JOB
The required output consists solely of the lines from the line containing "Give me the" through the end of the records, copied exactly.

-- Start --

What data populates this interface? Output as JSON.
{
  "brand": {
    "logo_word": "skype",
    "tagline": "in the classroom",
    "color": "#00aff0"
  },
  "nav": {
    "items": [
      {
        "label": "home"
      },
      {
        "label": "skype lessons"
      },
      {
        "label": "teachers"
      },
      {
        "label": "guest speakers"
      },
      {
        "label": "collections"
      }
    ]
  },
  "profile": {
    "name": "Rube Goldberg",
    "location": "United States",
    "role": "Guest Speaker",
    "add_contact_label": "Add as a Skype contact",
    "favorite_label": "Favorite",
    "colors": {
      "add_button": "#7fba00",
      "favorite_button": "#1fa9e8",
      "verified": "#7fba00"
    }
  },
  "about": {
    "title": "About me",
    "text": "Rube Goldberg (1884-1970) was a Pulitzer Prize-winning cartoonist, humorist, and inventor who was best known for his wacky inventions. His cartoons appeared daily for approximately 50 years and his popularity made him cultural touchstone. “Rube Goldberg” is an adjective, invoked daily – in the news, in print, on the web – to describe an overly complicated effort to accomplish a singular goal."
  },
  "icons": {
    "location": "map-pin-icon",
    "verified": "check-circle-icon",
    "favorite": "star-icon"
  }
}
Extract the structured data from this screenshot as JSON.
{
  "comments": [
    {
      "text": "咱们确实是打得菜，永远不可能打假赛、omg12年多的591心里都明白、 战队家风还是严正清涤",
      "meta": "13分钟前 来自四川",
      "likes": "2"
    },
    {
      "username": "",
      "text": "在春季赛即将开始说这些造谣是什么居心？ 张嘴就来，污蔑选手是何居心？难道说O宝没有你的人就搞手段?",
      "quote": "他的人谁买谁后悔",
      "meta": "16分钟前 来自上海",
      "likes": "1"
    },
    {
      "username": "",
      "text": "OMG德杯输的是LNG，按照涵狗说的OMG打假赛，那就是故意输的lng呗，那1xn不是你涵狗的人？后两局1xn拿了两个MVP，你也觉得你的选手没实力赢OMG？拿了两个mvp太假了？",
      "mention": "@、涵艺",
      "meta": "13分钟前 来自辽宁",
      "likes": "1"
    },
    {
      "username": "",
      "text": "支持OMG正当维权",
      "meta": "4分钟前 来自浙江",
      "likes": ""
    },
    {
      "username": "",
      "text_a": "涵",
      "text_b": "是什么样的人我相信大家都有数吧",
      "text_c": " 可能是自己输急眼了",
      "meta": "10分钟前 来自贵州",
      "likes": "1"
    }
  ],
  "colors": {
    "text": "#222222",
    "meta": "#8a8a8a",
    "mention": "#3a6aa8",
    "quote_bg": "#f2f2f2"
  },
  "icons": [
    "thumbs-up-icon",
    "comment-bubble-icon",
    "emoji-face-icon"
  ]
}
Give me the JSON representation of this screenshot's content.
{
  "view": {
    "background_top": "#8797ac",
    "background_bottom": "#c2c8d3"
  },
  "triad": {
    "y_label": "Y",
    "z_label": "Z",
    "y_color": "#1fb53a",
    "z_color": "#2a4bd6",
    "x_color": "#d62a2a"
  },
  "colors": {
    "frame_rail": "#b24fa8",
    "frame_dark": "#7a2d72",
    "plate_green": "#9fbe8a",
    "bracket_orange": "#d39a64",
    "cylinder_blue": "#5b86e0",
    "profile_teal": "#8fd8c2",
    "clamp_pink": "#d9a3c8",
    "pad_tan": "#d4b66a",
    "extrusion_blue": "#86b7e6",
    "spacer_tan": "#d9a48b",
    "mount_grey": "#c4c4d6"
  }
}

-- End --

RESPONSE BELOW
Give me the JSON representation of this screenshot's content.
{
  "view": {
    "background_top": "#8797ac",
    "background_bottom": "#c2c8d3"
  },
  "triad": {
    "y_label": "Y",
    "z_label": "Z",
    "y_color": "#1fb53a",
    "z_color": "#2a4bd6",
    "x_color": "#d62a2a"
  },
  "colors": {
    "frame_rail": "#b24fa8",
    "frame_dark": "#7a2d72",
    "plate_green": "#9fbe8a",
    "bracket_orange": "#d39a64",
    "cylinder_blue": "#5b86e0",
    "profile_teal": "#8fd8c2",
    "clamp_pink": "#d9a3c8",
    "pad_tan": "#d4b66a",
    "extrusion_blue": "#86b7e6",
    "spacer_tan": "#d9a48b",
    "mount_grey": "#c4c4d6"
  }
}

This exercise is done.